◆ EXERCISE AIM
Keep only the lines of the listing that include the word "this", and copy them.

[Items from a data source]
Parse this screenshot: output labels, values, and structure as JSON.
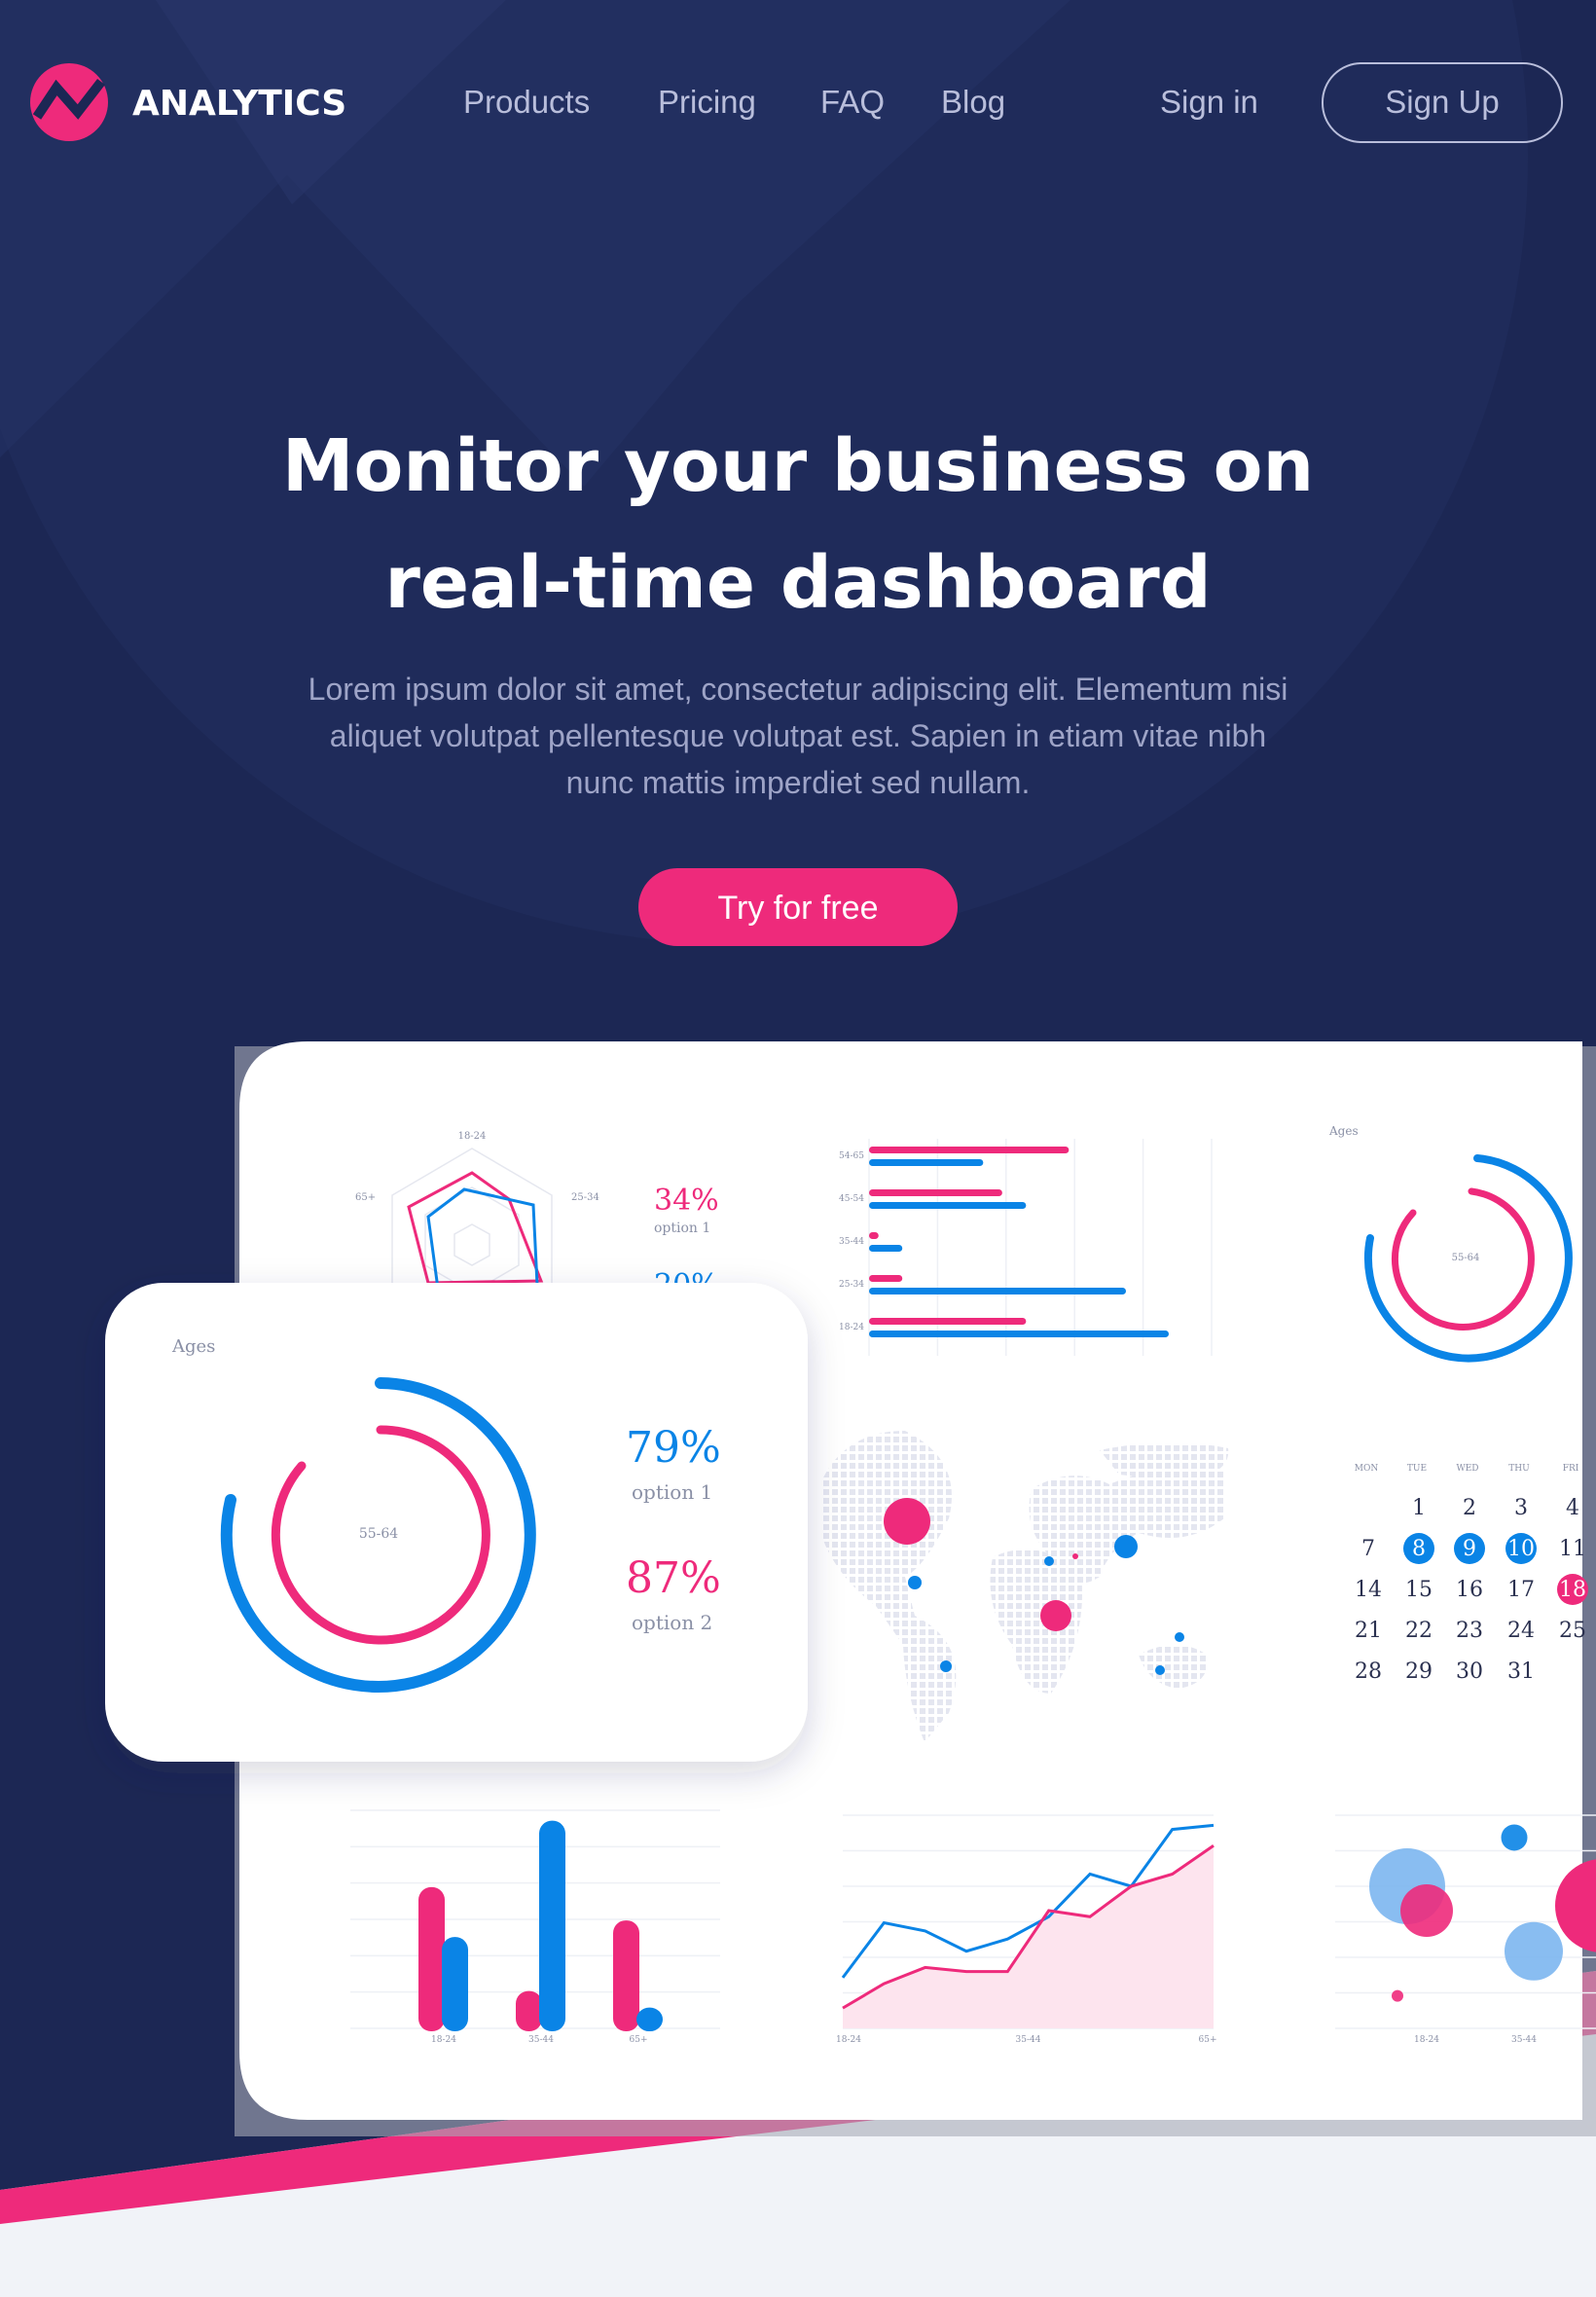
{
  "brand": {
    "name": "ANALYTICS",
    "logo_icon": "trend-line-logo",
    "accent": "#ee2a7b"
  },
  "colors": {
    "navy": "#1c2754",
    "pink": "#ee2a7b",
    "blue": "#0a84e6",
    "light": "#f1f3f8"
  },
  "nav": {
    "links": [
      "Products",
      "Pricing",
      "FAQ",
      "Blog"
    ],
    "sign_in": "Sign in",
    "sign_up": "Sign Up"
  },
  "hero": {
    "title_line1": "Monitor your business on",
    "title_line2": "real-time dashboard",
    "subtitle_line1": "Lorem ipsum dolor sit amet, consectetur adipiscing elit. Elementum nisi",
    "subtitle_line2": "aliquet volutpat pellentesque volutpat est. Sapien in etiam vitae nibh",
    "subtitle_line3": "nunc mattis imperdiet sed nullam.",
    "cta": "Try for free"
  },
  "dashboard": {
    "radar": {
      "labels": [
        "18-24",
        "25-34",
        "65+"
      ],
      "stat1_value": "34%",
      "stat1_label": "option 1",
      "stat2_value": "20%"
    },
    "floating_card": {
      "title": "Ages",
      "center_label": "55-64",
      "stat1_value": "79%",
      "stat1_label": "option 1",
      "stat2_value": "87%",
      "stat2_label": "option 2"
    },
    "ring_small": {
      "title": "Ages",
      "center_label": "55-64"
    },
    "calendar": {
      "days": [
        "MON",
        "TUE",
        "WED",
        "THU",
        "FRI"
      ],
      "rows": [
        [
          "",
          "1",
          "2",
          "3",
          "4"
        ],
        [
          "7",
          "8",
          "9",
          "10",
          "11"
        ],
        [
          "14",
          "15",
          "16",
          "17",
          "18"
        ],
        [
          "21",
          "22",
          "23",
          "24",
          "25"
        ],
        [
          "28",
          "29",
          "30",
          "31",
          ""
        ]
      ],
      "highlighted_blue": [
        "8",
        "9",
        "10"
      ],
      "highlighted_pink": [
        "18"
      ]
    }
  },
  "chart_data": [
    {
      "type": "bar",
      "orientation": "horizontal",
      "categories": [
        "54-65",
        "45-54",
        "35-44",
        "25-34",
        "18-24"
      ],
      "series": [
        {
          "color": "#ee2a7b",
          "values": [
            42,
            28,
            2,
            7,
            33
          ]
        },
        {
          "color": "#0a84e6",
          "values": [
            24,
            33,
            7,
            54,
            63
          ]
        }
      ],
      "xlim": [
        0,
        72
      ]
    },
    {
      "type": "bar",
      "categories": [
        "18-24",
        "",
        "35-44",
        "",
        "65+"
      ],
      "series": [
        {
          "color": "#ee2a7b",
          "values": [
            68,
            null,
            18,
            null,
            52
          ]
        },
        {
          "color": "#0a84e6",
          "values": [
            44,
            null,
            100,
            null,
            10
          ]
        }
      ],
      "ylim": [
        0,
        105
      ]
    },
    {
      "type": "area",
      "x_tick_labels": [
        "18-24",
        "35-44",
        "65+"
      ],
      "series": [
        {
          "color": "#0a84e6",
          "values": [
            25,
            52,
            48,
            38,
            44,
            55,
            76,
            70,
            98,
            100
          ]
        },
        {
          "color": "#ee2a7b",
          "values": [
            10,
            22,
            30,
            28,
            28,
            58,
            55,
            70,
            76,
            90
          ]
        }
      ],
      "ylim": [
        0,
        105
      ]
    },
    {
      "type": "scatter",
      "x_tick_labels": [
        "18-24",
        "35-44"
      ],
      "points": [
        {
          "x": 1,
          "y": 70,
          "r": 26,
          "color": "#7cb6ef"
        },
        {
          "x": 1.4,
          "y": 58,
          "r": 18,
          "color": "#ee2a7b"
        },
        {
          "x": 3.2,
          "y": 94,
          "r": 9,
          "color": "#0a84e6"
        },
        {
          "x": 3.6,
          "y": 38,
          "r": 20,
          "color": "#7cb6ef"
        },
        {
          "x": 0.8,
          "y": 16,
          "r": 4,
          "color": "#ee2a7b"
        }
      ]
    }
  ]
}
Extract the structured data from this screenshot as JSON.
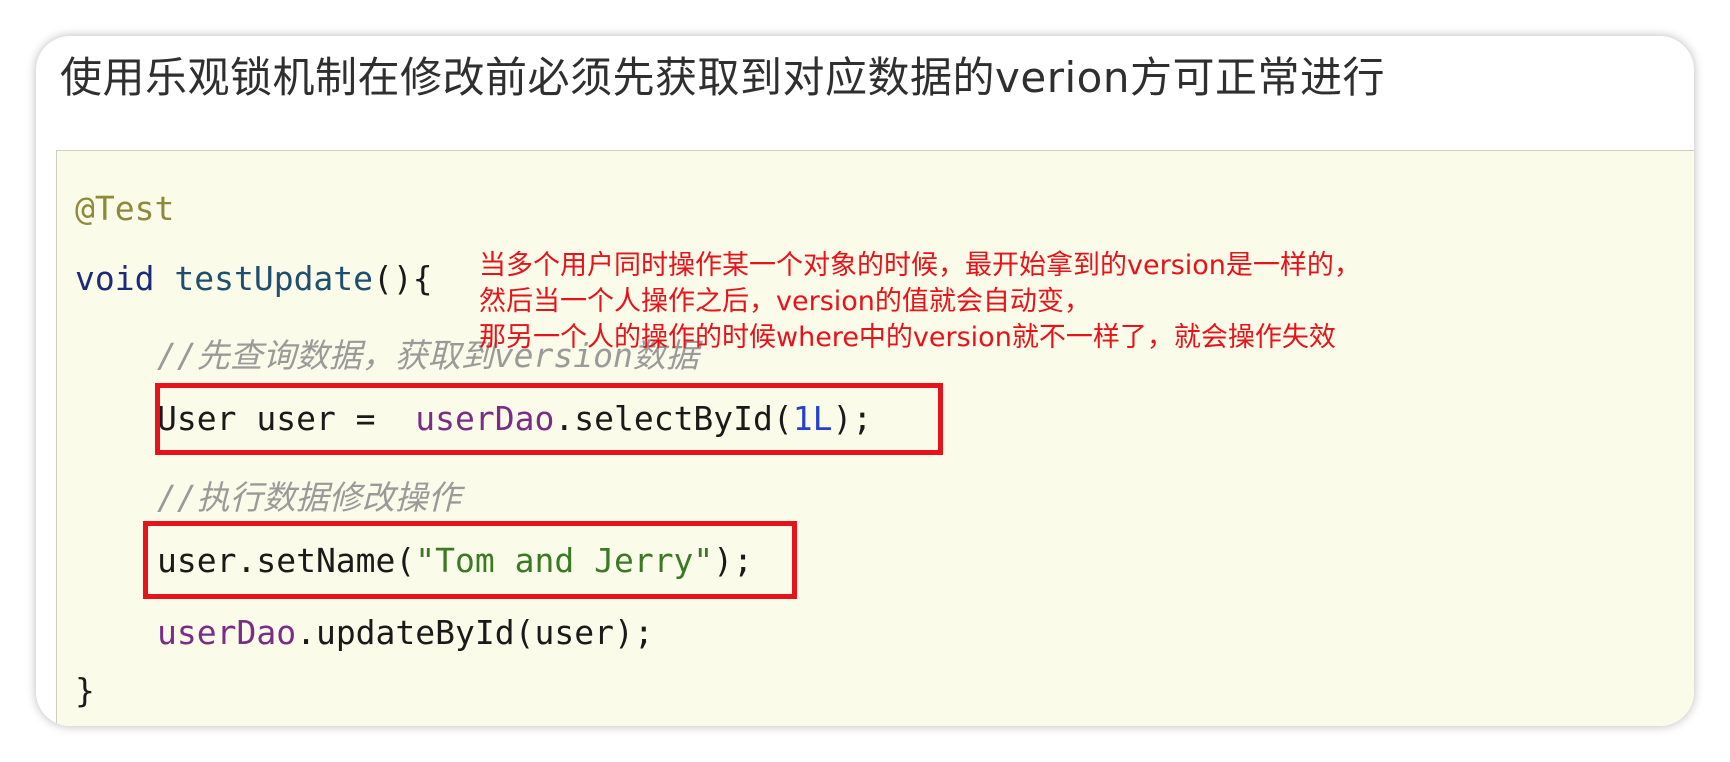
{
  "heading": "使用乐观锁机制在修改前必须先获取到对应数据的verion方可正常进行",
  "notes": [
    "当多个用户同时操作某一个对象的时候，最开始拿到的version是一样的，",
    "然后当一个人操作之后，version的值就会自动变，",
    "那另一个人的操作的时候where中的version就不一样了，就会操作失效"
  ],
  "code": {
    "annotation": "@Test",
    "sig_kw": "void",
    "sig_name": "testUpdate",
    "sig_rest": "(){",
    "comment1": "//先查询数据，获取到version数据",
    "stmt1_a": "User user =  ",
    "stmt1_field": "userDao",
    "stmt1_b": ".selectById(",
    "stmt1_num": "1L",
    "stmt1_c": ");",
    "comment2": "//执行数据修改操作",
    "stmt2_a": "user.setName(",
    "stmt2_str": "\"Tom and Jerry\"",
    "stmt2_b": ");",
    "stmt3_field": "userDao",
    "stmt3_b": ".updateById(user);",
    "close": "}"
  },
  "colors": {
    "highlight": "#e8121a",
    "panel_bg": "#fbfbe9"
  },
  "icons": [
    "mouse-cursor-icon"
  ]
}
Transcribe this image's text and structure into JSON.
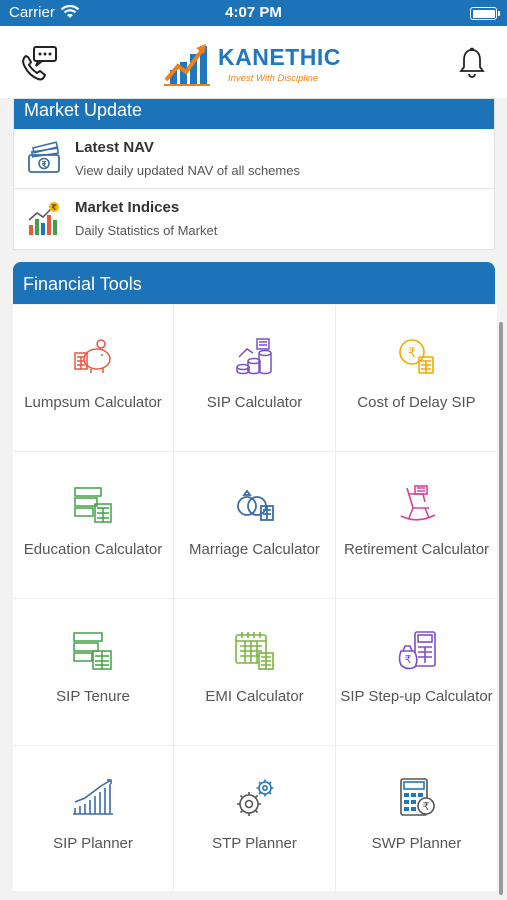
{
  "status_bar": {
    "carrier": "Carrier",
    "time": "4:07 PM"
  },
  "header": {
    "brand_name": "KANETHIC",
    "tagline": "Invest With Discipline",
    "icons": {
      "left": "chat-phone-icon",
      "right": "bell-icon"
    }
  },
  "market_update": {
    "title": "Market Update",
    "items": [
      {
        "title": "Latest NAV",
        "subtitle": "View daily updated NAV of all schemes",
        "icon": "money-stack-icon"
      },
      {
        "title": "Market Indices",
        "subtitle": "Daily Statistics of Market",
        "icon": "bar-chart-rupee-icon"
      }
    ]
  },
  "financial_tools": {
    "title": "Financial Tools",
    "tools": [
      {
        "label": "Lumpsum Calculator",
        "icon": "piggy-bank-calculator-icon"
      },
      {
        "label": "SIP Calculator",
        "icon": "coin-stacks-icon"
      },
      {
        "label": "Cost of Delay SIP",
        "icon": "rupee-coin-calculator-icon"
      },
      {
        "label": "Education Calculator",
        "icon": "education-calculator-icon"
      },
      {
        "label": "Marriage Calculator",
        "icon": "rings-calculator-icon"
      },
      {
        "label": "Retirement Calculator",
        "icon": "rocking-chair-icon"
      },
      {
        "label": "SIP Tenure",
        "icon": "tenure-calculator-icon"
      },
      {
        "label": "EMI Calculator",
        "icon": "calendar-calculator-icon"
      },
      {
        "label": "SIP Step-up Calculator",
        "icon": "money-bag-calculator-icon"
      },
      {
        "label": "SIP Planner",
        "icon": "growth-chart-icon"
      },
      {
        "label": "STP Planner",
        "icon": "gears-icon"
      },
      {
        "label": "SWP Planner",
        "icon": "calculator-rupee-icon"
      }
    ]
  },
  "colors": {
    "primary": "#1c73b8",
    "brand_orange": "#f07f17"
  }
}
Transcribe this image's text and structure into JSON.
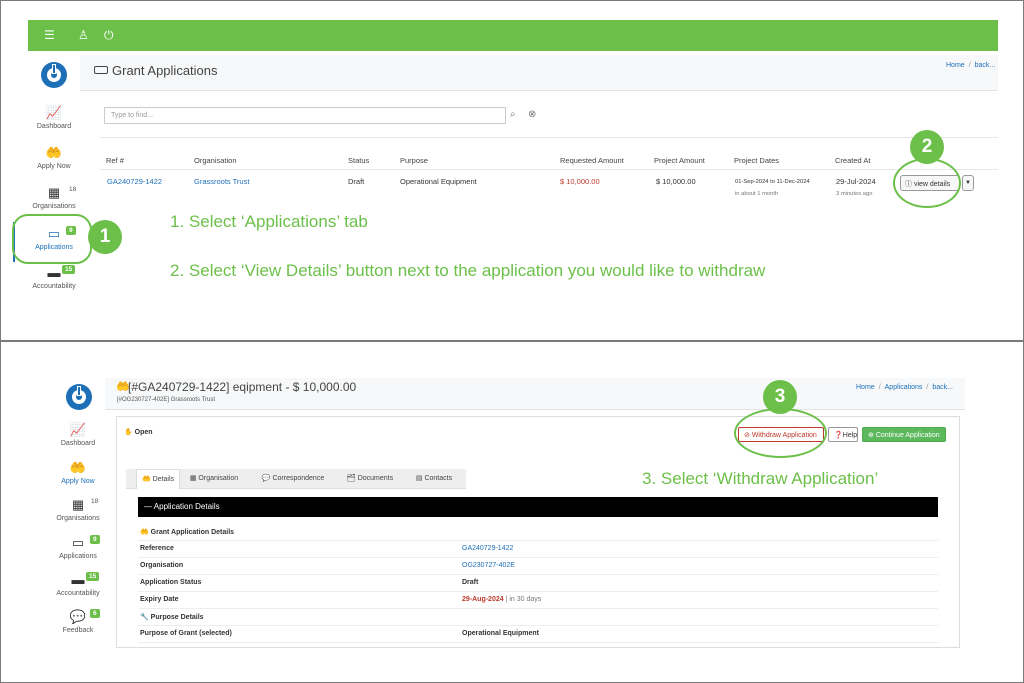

◆ OUTPUT
Parse this screenshot: output labels, values, and structure as JSON.
Extract the structured data from this screenshot as JSON.
Transcribe this image's text and structure into JSON.
Transcribe this image's text and structure into JSON.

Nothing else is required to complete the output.